Copy down every line where the string "Minuteur" shows up.

****

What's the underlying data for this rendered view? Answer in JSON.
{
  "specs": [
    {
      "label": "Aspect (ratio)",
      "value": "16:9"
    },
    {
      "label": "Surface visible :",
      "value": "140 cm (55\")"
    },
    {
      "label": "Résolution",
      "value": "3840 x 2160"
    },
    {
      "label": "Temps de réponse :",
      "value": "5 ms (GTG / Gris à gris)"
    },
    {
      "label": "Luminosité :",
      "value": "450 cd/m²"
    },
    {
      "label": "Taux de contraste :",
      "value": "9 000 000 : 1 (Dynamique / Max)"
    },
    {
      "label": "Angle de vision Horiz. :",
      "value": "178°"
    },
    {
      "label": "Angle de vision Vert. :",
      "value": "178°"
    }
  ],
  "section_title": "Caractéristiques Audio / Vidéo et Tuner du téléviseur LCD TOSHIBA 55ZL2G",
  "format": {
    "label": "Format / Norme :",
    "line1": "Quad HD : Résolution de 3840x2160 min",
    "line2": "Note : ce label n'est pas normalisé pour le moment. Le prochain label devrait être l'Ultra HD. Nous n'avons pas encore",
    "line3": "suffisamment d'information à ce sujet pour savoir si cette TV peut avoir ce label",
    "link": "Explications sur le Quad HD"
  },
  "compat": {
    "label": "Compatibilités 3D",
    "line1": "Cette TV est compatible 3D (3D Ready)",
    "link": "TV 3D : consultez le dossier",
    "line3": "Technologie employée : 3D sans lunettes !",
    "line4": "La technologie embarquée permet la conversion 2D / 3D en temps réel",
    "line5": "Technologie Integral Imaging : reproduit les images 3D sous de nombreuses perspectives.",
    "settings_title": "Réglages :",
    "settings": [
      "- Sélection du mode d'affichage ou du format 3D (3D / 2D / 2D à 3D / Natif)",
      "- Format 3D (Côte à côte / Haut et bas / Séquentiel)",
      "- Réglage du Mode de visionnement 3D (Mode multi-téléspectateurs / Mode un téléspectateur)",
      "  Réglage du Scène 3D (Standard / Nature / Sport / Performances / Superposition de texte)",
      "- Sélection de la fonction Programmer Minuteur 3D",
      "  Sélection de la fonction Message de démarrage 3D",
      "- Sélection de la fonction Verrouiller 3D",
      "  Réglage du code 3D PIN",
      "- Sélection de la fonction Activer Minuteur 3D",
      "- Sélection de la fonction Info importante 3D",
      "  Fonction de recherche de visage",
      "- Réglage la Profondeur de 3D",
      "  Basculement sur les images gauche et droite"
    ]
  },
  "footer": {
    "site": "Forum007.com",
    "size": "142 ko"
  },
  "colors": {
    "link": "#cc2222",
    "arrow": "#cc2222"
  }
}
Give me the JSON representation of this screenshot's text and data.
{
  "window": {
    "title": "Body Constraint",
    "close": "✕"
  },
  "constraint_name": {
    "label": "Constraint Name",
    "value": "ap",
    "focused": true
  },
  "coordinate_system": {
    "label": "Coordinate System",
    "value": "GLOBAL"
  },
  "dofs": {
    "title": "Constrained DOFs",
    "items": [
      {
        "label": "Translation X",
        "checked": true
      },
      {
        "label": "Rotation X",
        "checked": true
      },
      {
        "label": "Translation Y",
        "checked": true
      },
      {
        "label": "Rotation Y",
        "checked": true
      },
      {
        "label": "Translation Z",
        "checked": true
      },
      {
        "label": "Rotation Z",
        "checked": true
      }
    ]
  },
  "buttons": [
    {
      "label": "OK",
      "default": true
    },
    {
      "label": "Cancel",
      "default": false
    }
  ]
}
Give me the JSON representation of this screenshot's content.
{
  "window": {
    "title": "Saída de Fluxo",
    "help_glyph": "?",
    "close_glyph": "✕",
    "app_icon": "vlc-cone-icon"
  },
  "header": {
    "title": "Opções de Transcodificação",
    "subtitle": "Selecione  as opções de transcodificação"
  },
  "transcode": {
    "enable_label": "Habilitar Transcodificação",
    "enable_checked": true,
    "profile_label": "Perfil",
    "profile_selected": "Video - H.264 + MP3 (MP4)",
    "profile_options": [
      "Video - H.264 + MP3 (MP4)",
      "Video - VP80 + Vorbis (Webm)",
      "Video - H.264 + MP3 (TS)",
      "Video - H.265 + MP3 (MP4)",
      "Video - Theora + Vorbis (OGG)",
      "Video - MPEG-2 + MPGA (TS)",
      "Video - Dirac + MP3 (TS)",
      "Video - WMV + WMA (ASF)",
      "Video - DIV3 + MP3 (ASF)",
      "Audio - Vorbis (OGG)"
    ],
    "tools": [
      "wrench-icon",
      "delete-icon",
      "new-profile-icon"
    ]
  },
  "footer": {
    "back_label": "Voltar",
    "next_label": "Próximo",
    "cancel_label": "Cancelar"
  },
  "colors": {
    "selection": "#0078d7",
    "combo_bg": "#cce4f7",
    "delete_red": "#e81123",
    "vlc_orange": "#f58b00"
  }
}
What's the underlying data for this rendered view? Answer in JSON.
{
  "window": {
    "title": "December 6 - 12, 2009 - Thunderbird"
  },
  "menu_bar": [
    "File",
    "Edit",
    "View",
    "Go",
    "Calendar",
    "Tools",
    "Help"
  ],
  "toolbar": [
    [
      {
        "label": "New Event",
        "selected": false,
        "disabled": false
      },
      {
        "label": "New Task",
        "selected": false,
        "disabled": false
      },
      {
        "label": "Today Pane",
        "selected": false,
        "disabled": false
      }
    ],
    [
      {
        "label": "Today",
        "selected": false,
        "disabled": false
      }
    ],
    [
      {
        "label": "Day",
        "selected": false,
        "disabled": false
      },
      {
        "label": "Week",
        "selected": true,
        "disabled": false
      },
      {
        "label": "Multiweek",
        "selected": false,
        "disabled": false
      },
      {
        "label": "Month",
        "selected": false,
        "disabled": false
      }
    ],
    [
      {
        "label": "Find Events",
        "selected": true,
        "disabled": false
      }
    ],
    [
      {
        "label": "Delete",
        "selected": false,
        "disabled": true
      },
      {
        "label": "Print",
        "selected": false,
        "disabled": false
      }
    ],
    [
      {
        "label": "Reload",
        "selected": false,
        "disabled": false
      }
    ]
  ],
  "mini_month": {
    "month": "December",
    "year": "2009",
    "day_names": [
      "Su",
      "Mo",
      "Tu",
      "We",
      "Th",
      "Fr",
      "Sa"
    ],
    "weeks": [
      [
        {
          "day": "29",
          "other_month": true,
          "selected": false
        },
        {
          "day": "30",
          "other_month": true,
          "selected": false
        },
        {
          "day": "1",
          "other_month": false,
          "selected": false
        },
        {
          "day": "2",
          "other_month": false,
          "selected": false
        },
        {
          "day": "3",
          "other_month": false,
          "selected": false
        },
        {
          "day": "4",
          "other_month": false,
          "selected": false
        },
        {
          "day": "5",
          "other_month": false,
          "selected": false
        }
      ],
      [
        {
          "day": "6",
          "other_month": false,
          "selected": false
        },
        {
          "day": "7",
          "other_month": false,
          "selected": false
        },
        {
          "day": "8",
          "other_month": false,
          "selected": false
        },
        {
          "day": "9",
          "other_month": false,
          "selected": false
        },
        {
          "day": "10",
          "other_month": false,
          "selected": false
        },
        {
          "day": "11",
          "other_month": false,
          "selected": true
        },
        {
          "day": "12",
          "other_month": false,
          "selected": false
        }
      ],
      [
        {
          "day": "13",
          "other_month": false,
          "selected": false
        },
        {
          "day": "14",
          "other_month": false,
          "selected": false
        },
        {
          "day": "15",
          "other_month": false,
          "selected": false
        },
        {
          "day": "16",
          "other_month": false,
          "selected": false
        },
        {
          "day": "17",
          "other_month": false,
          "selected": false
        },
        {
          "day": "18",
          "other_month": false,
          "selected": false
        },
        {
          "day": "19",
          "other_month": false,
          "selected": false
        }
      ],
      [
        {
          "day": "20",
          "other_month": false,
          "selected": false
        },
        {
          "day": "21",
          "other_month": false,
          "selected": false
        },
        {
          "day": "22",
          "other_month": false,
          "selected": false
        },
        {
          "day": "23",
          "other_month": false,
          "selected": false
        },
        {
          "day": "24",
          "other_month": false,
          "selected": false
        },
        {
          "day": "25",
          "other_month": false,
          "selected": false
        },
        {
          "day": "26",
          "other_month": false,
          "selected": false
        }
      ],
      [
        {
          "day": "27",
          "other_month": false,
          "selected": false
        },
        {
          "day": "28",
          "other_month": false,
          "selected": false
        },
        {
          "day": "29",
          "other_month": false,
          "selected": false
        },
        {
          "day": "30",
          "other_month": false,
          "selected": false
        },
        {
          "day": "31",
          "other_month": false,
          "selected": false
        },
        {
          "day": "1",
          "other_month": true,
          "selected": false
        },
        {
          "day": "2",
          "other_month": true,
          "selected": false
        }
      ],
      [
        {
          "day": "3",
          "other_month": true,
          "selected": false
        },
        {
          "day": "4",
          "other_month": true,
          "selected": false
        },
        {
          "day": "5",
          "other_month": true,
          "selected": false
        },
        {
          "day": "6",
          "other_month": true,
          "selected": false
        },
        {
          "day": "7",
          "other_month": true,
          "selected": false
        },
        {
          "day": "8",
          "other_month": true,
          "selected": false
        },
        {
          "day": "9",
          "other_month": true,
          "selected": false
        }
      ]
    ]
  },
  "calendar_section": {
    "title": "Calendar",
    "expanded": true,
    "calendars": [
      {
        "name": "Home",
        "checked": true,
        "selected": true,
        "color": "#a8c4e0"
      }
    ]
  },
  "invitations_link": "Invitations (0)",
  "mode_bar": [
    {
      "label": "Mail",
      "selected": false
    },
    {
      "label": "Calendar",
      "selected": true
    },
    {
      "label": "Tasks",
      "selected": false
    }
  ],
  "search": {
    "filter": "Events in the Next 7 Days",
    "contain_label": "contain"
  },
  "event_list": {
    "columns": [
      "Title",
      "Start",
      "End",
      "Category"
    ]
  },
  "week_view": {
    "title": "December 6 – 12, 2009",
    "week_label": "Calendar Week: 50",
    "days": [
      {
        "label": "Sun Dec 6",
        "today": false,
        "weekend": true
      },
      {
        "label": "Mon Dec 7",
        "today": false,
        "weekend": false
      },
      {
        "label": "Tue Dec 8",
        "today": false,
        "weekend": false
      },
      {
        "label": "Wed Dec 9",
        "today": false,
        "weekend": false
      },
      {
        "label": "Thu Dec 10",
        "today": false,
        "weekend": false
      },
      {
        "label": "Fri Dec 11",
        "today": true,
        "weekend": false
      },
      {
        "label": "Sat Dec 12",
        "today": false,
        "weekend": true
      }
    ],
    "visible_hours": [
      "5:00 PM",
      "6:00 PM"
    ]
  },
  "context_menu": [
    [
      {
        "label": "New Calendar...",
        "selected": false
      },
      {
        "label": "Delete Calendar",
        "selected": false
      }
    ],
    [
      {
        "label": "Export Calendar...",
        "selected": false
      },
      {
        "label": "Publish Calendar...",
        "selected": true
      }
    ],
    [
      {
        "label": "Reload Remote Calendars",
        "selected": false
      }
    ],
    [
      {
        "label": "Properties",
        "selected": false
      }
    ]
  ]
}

****

• [RESULT BELOW]:
      "- Sélection de la fonction Programmer Minuteur 3D",
      "- Sélection de la fonction Activer Minuteur 3D",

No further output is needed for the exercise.